+++ INFORMATION GIVEN

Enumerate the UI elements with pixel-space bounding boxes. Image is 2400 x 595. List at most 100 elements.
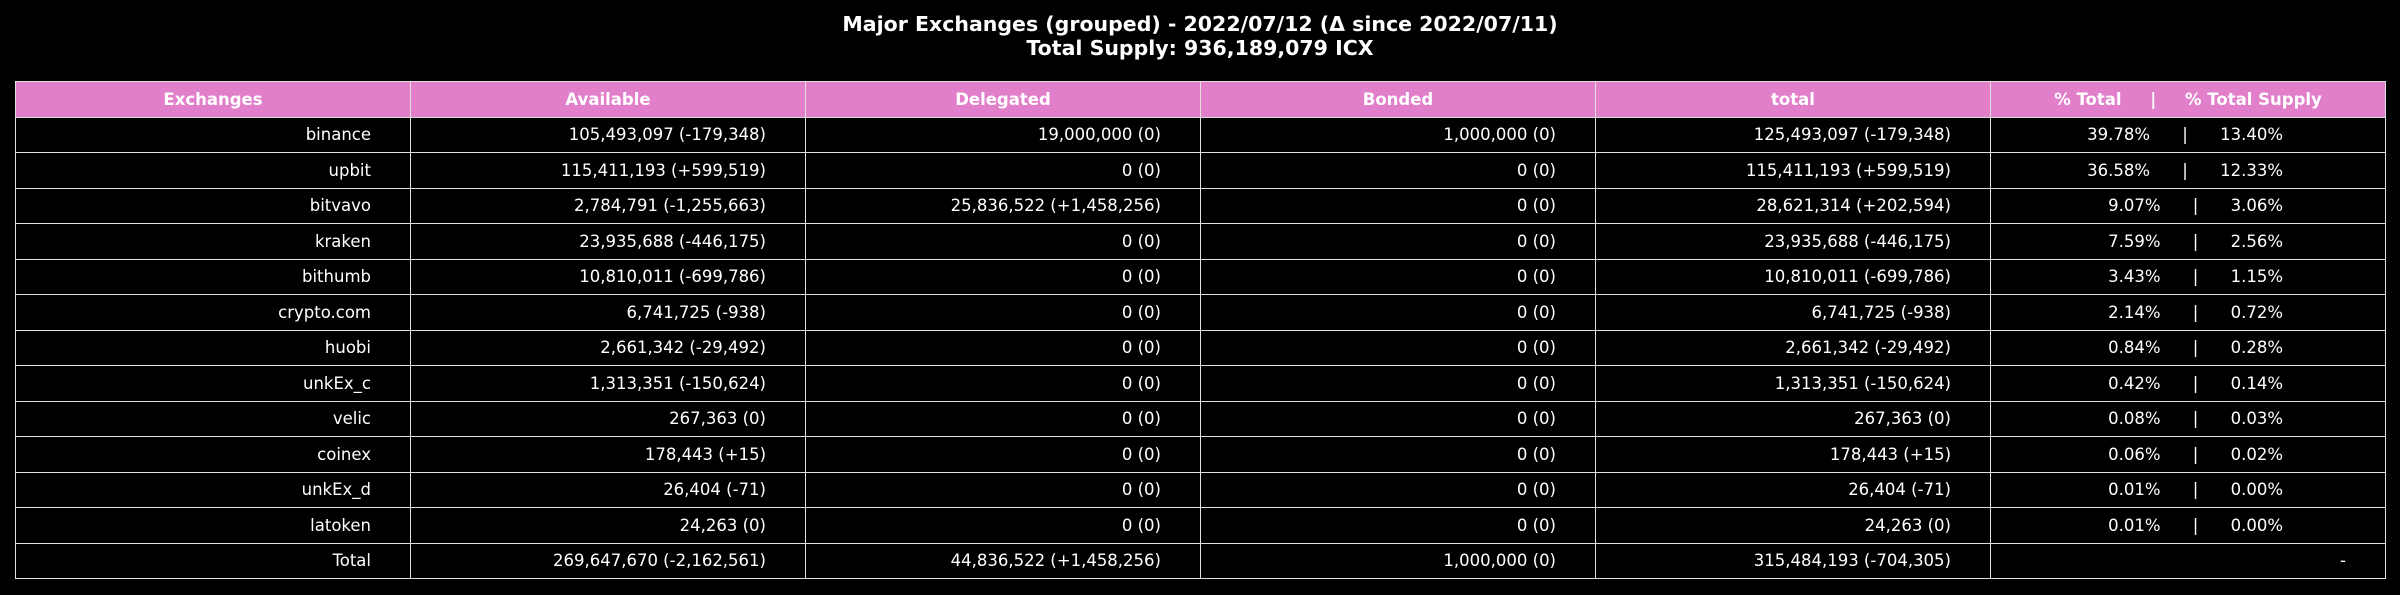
table-row: upbit 115,411,193 (+599,519) 0 (0) 0 (0) 115… (15, 152, 2386, 189)
cell-pct-supply: 0.72% (2230, 302, 2283, 322)
cell-bonded: 1,000,000 (0) (1200, 116, 1596, 153)
cell-available: 1,313,351 (-150,624) (410, 365, 806, 402)
cell-total: 267,363 (0) (1595, 400, 1991, 437)
header-exchanges: Exchanges (15, 81, 411, 118)
table-row: binance 105,493,097 (-179,348) 19,000,000 … (15, 116, 2386, 153)
cell-pct-separator: | (2192, 409, 2199, 429)
header-bonded: Bonded (1200, 81, 1596, 118)
cell-pct-separator: | (2192, 302, 2199, 322)
cell-pct-supply: 13.40% (2220, 125, 2283, 145)
cell-pct-supply: 1.15% (2230, 267, 2283, 287)
cell-pct: 0.08% | 0.03% (1990, 400, 2386, 437)
table-row: latoken 24,263 (0) 0 (0) 0 (0) 24,263 (0) 0.0… (15, 507, 2386, 544)
cell-bonded: 0 (0) (1200, 507, 1596, 544)
cell-exchange: binance (15, 116, 411, 153)
cell-bonded: 0 (0) (1200, 258, 1596, 295)
table-row: unkEx_d 26,404 (-71) 0 (0) 0 (0) 26,404 (-71… (15, 471, 2386, 508)
cell-total: 28,621,314 (+202,594) (1595, 187, 1991, 224)
total-cell-total: 315,484,193 (-704,305) (1595, 542, 1991, 579)
cell-total: 10,810,011 (-699,786) (1595, 258, 1991, 295)
cell-pct-total: 3.43% (2108, 267, 2161, 287)
cell-available: 23,935,688 (-446,175) (410, 223, 806, 260)
table-row: velic 267,363 (0) 0 (0) 0 (0) 267,363 (0) 0.0… (15, 400, 2386, 437)
header-delegated: Delegated (805, 81, 1201, 118)
cell-delegated: 0 (0) (805, 152, 1201, 189)
cell-pct-supply: 0.28% (2230, 338, 2283, 358)
cell-delegated: 0 (0) (805, 365, 1201, 402)
cell-bonded: 0 (0) (1200, 471, 1596, 508)
table-row: huobi 2,661,342 (-29,492) 0 (0) 0 (0) 2,661,… (15, 329, 2386, 366)
table-row: bithumb 10,810,011 (-699,786) 0 (0) 0 (0) 10… (15, 258, 2386, 295)
exchanges-table: Exchanges Available Delegated Bonded tot… (15, 81, 2386, 579)
cell-delegated: 0 (0) (805, 294, 1201, 331)
cell-bonded: 0 (0) (1200, 365, 1596, 402)
cell-pct-supply: 12.33% (2220, 160, 2283, 180)
cell-exchange: velic (15, 400, 411, 437)
total-cell-available: 269,647,670 (-2,162,561) (410, 542, 806, 579)
cell-pct: 7.59% | 2.56% (1990, 223, 2386, 260)
cell-total: 125,493,097 (-179,348) (1595, 116, 1991, 153)
cell-pct-total: 0.01% (2108, 515, 2161, 535)
chart-title: Major Exchanges (grouped) - 2022/07/12 (… (842, 12, 1558, 36)
cell-pct-separator: | (2192, 338, 2199, 358)
cell-pct-total: 0.01% (2108, 480, 2161, 500)
cell-pct-total: 9.07% (2108, 196, 2161, 216)
cell-bonded: 0 (0) (1200, 187, 1596, 224)
cell-pct-total: 0.06% (2108, 444, 2161, 464)
chart-subtitle: Total Supply: 936,189,079 ICX (1026, 36, 1374, 60)
cell-exchange: kraken (15, 223, 411, 260)
cell-pct-separator: | (2192, 444, 2199, 464)
cell-pct-separator: | (2192, 196, 2199, 216)
cell-available: 2,784,791 (-1,255,663) (410, 187, 806, 224)
table-row: unkEx_c 1,313,351 (-150,624) 0 (0) 0 (0) 1,3… (15, 365, 2386, 402)
cell-pct-supply: 2.56% (2230, 231, 2283, 251)
cell-pct-supply: 0.00% (2230, 515, 2283, 535)
cell-total: 26,404 (-71) (1595, 471, 1991, 508)
cell-pct-total: 0.42% (2108, 373, 2161, 393)
cell-bonded: 0 (0) (1200, 152, 1596, 189)
cell-exchange: huobi (15, 329, 411, 366)
table-row: bitvavo 2,784,791 (-1,255,663) 25,836,522 … (15, 187, 2386, 224)
cell-delegated: 0 (0) (805, 436, 1201, 473)
cell-available: 267,363 (0) (410, 400, 806, 437)
cell-pct-supply: 0.02% (2230, 444, 2283, 464)
cell-pct-total: 0.08% (2108, 409, 2161, 429)
cell-total: 1,313,351 (-150,624) (1595, 365, 1991, 402)
table-body: binance 105,493,097 (-179,348) 19,000,000 … (15, 116, 2386, 579)
cell-available: 115,411,193 (+599,519) (410, 152, 806, 189)
cell-pct-separator: | (2192, 373, 2199, 393)
cell-pct: 9.07% | 3.06% (1990, 187, 2386, 224)
total-cell-bonded: 1,000,000 (0) (1200, 542, 1596, 579)
cell-pct-total: 36.58% (2087, 160, 2151, 180)
table-row: kraken 23,935,688 (-446,175) 0 (0) 0 (0) 23,… (15, 223, 2386, 260)
cell-pct-separator: | (2192, 480, 2199, 500)
cell-total: 178,443 (+15) (1595, 436, 1991, 473)
cell-total: 24,263 (0) (1595, 507, 1991, 544)
table-row: crypto.com 6,741,725 (-938) 0 (0) 0 (0) 6,74… (15, 294, 2386, 331)
cell-total: 2,661,342 (-29,492) (1595, 329, 1991, 366)
cell-total: 6,741,725 (-938) (1595, 294, 1991, 331)
cell-pct-separator: | (2192, 515, 2199, 535)
cell-delegated: 0 (0) (805, 400, 1201, 437)
cell-total: 23,935,688 (-446,175) (1595, 223, 1991, 260)
cell-bonded: 0 (0) (1200, 329, 1596, 366)
cell-exchange: bitvavo (15, 187, 411, 224)
cell-pct-separator: | (2182, 125, 2188, 145)
cell-pct: 2.14% | 0.72% (1990, 294, 2386, 331)
cell-available: 6,741,725 (-938) (410, 294, 806, 331)
cell-pct: 0.06% | 0.02% (1990, 436, 2386, 473)
cell-exchange: unkEx_c (15, 365, 411, 402)
cell-available: 10,810,011 (-699,786) (410, 258, 806, 295)
total-cell-delegated: 44,836,522 (+1,458,256) (805, 542, 1201, 579)
header-pct: % Total | % Total Supply (1990, 81, 2386, 118)
cell-available: 24,263 (0) (410, 507, 806, 544)
cell-total: 115,411,193 (+599,519) (1595, 152, 1991, 189)
total-cell-exchange: Total (15, 542, 411, 579)
cell-bonded: 0 (0) (1200, 294, 1596, 331)
cell-pct-total: 7.59% (2108, 231, 2161, 251)
total-cell-pct: - (1990, 542, 2386, 579)
cell-available: 26,404 (-71) (410, 471, 806, 508)
cell-pct: 36.58% | 12.33% (1990, 152, 2386, 189)
chart-title-block: Major Exchanges (grouped) - 2022/07/12 (… (0, 12, 2400, 60)
cell-exchange: coinex (15, 436, 411, 473)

++++++

WORK INSTRUCTIONS: Reproduce the whole listing above line for line without any changes, leaving out the pictures.

CORRECT RESULT:
Enumerate the UI elements with pixel-space bounding boxes. Image is 2400 x 595. List at most 100 elements.
table-row: upbit 115,411,193 (+599,519) 0 (0) 0 (0) 115… (15, 152, 2386, 189)
cell-pct-supply: 0.72% (2230, 302, 2283, 322)
cell-bonded: 1,000,000 (0) (1200, 116, 1596, 153)
cell-available: 1,313,351 (-150,624) (410, 365, 806, 402)
cell-total: 267,363 (0) (1595, 400, 1991, 437)
header-exchanges: Exchanges (15, 81, 411, 118)
table-row: binance 105,493,097 (-179,348) 19,000,000 … (15, 116, 2386, 153)
cell-pct-separator: | (2192, 409, 2199, 429)
header-bonded: Bonded (1200, 81, 1596, 118)
cell-pct-separator: | (2192, 302, 2199, 322)
cell-pct-supply: 13.40% (2220, 125, 2283, 145)
cell-pct-supply: 1.15% (2230, 267, 2283, 287)
cell-pct: 0.08% | 0.03% (1990, 400, 2386, 437)
table-row: latoken 24,263 (0) 0 (0) 0 (0) 24,263 (0) 0.0… (15, 507, 2386, 544)
cell-bonded: 0 (0) (1200, 507, 1596, 544)
cell-exchange: binance (15, 116, 411, 153)
cell-bonded: 0 (0) (1200, 258, 1596, 295)
table-row: unkEx_d 26,404 (-71) 0 (0) 0 (0) 26,404 (-71… (15, 471, 2386, 508)
cell-total: 28,621,314 (+202,594) (1595, 187, 1991, 224)
total-cell-total: 315,484,193 (-704,305) (1595, 542, 1991, 579)
cell-total: 10,810,011 (-699,786) (1595, 258, 1991, 295)
cell-pct-total: 3.43% (2108, 267, 2161, 287)
cell-available: 23,935,688 (-446,175) (410, 223, 806, 260)
table-row: velic 267,363 (0) 0 (0) 0 (0) 267,363 (0) 0.0… (15, 400, 2386, 437)
header-delegated: Delegated (805, 81, 1201, 118)
cell-delegated: 0 (0) (805, 152, 1201, 189)
cell-pct-supply: 0.28% (2230, 338, 2283, 358)
cell-delegated: 0 (0) (805, 365, 1201, 402)
cell-bonded: 0 (0) (1200, 471, 1596, 508)
table-row: huobi 2,661,342 (-29,492) 0 (0) 0 (0) 2,661,… (15, 329, 2386, 366)
table-row: bithumb 10,810,011 (-699,786) 0 (0) 0 (0) 10… (15, 258, 2386, 295)
exchanges-table: Exchanges Available Delegated Bonded tot… (15, 81, 2386, 579)
cell-delegated: 0 (0) (805, 294, 1201, 331)
cell-bonded: 0 (0) (1200, 365, 1596, 402)
cell-pct-supply: 12.33% (2220, 160, 2283, 180)
cell-exchange: velic (15, 400, 411, 437)
total-cell-available: 269,647,670 (-2,162,561) (410, 542, 806, 579)
cell-pct: 7.59% | 2.56% (1990, 223, 2386, 260)
cell-total: 125,493,097 (-179,348) (1595, 116, 1991, 153)
cell-pct-total: 0.01% (2108, 515, 2161, 535)
chart-title: Major Exchanges (grouped) - 2022/07/12 (… (842, 12, 1558, 36)
cell-pct-separator: | (2192, 338, 2199, 358)
cell-pct-total: 0.01% (2108, 480, 2161, 500)
cell-pct-total: 9.07% (2108, 196, 2161, 216)
cell-bonded: 0 (0) (1200, 187, 1596, 224)
cell-pct-total: 0.06% (2108, 444, 2161, 464)
chart-subtitle: Total Supply: 936,189,079 ICX (1026, 36, 1374, 60)
cell-exchange: kraken (15, 223, 411, 260)
cell-pct-separator: | (2192, 444, 2199, 464)
cell-pct-separator: | (2192, 196, 2199, 216)
cell-available: 2,784,791 (-1,255,663) (410, 187, 806, 224)
table-row: unkEx_c 1,313,351 (-150,624) 0 (0) 0 (0) 1,3… (15, 365, 2386, 402)
cell-pct-supply: 2.56% (2230, 231, 2283, 251)
cell-pct-supply: 0.00% (2230, 515, 2283, 535)
cell-total: 26,404 (-71) (1595, 471, 1991, 508)
cell-pct-total: 0.42% (2108, 373, 2161, 393)
cell-bonded: 0 (0) (1200, 152, 1596, 189)
cell-exchange: huobi (15, 329, 411, 366)
table-row: bitvavo 2,784,791 (-1,255,663) 25,836,522 … (15, 187, 2386, 224)
cell-delegated: 0 (0) (805, 436, 1201, 473)
cell-available: 267,363 (0) (410, 400, 806, 437)
cell-pct-supply: 0.02% (2230, 444, 2283, 464)
cell-pct-total: 0.08% (2108, 409, 2161, 429)
cell-total: 1,313,351 (-150,624) (1595, 365, 1991, 402)
table-body: binance 105,493,097 (-179,348) 19,000,000 … (15, 116, 2386, 579)
cell-available: 115,411,193 (+599,519) (410, 152, 806, 189)
cell-pct-separator: | (2192, 373, 2199, 393)
cell-pct: 9.07% | 3.06% (1990, 187, 2386, 224)
total-cell-bonded: 1,000,000 (0) (1200, 542, 1596, 579)
cell-pct-total: 36.58% (2087, 160, 2151, 180)
table-row: kraken 23,935,688 (-446,175) 0 (0) 0 (0) 23,… (15, 223, 2386, 260)
cell-pct-separator: | (2192, 480, 2199, 500)
cell-total: 178,443 (+15) (1595, 436, 1991, 473)
cell-total: 24,263 (0) (1595, 507, 1991, 544)
table-row: crypto.com 6,741,725 (-938) 0 (0) 0 (0) 6,74… (15, 294, 2386, 331)
cell-total: 2,661,342 (-29,492) (1595, 329, 1991, 366)
cell-total: 6,741,725 (-938) (1595, 294, 1991, 331)
cell-pct-separator: | (2192, 515, 2199, 535)
cell-delegated: 0 (0) (805, 400, 1201, 437)
cell-total: 23,935,688 (-446,175) (1595, 223, 1991, 260)
cell-bonded: 0 (0) (1200, 329, 1596, 366)
cell-exchange: bitvavo (15, 187, 411, 224)
cell-pct-separator: | (2182, 125, 2188, 145)
cell-pct: 2.14% | 0.72% (1990, 294, 2386, 331)
cell-available: 6,741,725 (-938) (410, 294, 806, 331)
cell-pct: 0.06% | 0.02% (1990, 436, 2386, 473)
cell-exchange: unkEx_c (15, 365, 411, 402)
cell-available: 10,810,011 (-699,786) (410, 258, 806, 295)
total-cell-delegated: 44,836,522 (+1,458,256) (805, 542, 1201, 579)
header-pct: % Total | % Total Supply (1990, 81, 2386, 118)
cell-available: 24,263 (0) (410, 507, 806, 544)
cell-total: 115,411,193 (+599,519) (1595, 152, 1991, 189)
total-cell-exchange: Total (15, 542, 411, 579)
cell-bonded: 0 (0) (1200, 294, 1596, 331)
cell-pct-total: 7.59% (2108, 231, 2161, 251)
total-cell-pct: - (1990, 542, 2386, 579)
cell-available: 26,404 (-71) (410, 471, 806, 508)
cell-pct: 36.58% | 12.33% (1990, 152, 2386, 189)
chart-title-block: Major Exchanges (grouped) - 2022/07/12 (… (0, 12, 2400, 60)
cell-exchange: coinex (15, 436, 411, 473)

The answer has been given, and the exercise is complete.